▶ OBJECTIVE: Check each line of the data below for the word "Create", then extract the ones that have it.

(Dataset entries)
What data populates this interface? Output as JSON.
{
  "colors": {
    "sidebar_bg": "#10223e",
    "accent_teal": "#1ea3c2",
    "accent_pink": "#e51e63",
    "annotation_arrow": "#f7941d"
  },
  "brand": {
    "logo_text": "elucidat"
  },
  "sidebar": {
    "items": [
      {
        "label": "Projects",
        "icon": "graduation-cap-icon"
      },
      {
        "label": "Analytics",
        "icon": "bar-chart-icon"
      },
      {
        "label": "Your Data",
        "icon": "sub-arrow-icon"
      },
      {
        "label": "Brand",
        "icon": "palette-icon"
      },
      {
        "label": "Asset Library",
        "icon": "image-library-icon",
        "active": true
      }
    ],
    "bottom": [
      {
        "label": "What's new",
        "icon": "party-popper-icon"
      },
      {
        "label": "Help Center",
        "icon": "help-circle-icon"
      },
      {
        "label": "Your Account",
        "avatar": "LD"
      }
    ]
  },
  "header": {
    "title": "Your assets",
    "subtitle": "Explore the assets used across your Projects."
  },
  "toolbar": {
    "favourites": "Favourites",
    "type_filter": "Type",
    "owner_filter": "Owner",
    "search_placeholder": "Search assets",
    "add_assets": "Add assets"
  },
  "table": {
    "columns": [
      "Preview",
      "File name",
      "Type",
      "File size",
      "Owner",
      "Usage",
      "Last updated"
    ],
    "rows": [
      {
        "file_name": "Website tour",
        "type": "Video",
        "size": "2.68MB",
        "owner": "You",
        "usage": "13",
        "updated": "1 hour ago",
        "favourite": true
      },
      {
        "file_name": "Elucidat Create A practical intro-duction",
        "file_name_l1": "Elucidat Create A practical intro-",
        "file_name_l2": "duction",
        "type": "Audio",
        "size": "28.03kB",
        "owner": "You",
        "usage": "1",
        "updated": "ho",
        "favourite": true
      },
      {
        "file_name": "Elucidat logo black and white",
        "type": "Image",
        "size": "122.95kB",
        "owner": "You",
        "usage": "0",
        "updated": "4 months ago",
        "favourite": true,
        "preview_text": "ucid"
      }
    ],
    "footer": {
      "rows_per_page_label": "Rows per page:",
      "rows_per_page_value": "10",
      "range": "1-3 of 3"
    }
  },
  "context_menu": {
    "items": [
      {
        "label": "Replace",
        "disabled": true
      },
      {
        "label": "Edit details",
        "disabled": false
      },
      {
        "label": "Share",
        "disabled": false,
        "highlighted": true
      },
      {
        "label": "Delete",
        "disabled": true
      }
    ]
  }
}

▶ COMPLETED TASK:
        "file_name": "Elucidat Create A practical intro-duction",
        "file_name_l1": "Elucidat Create A practical intro-",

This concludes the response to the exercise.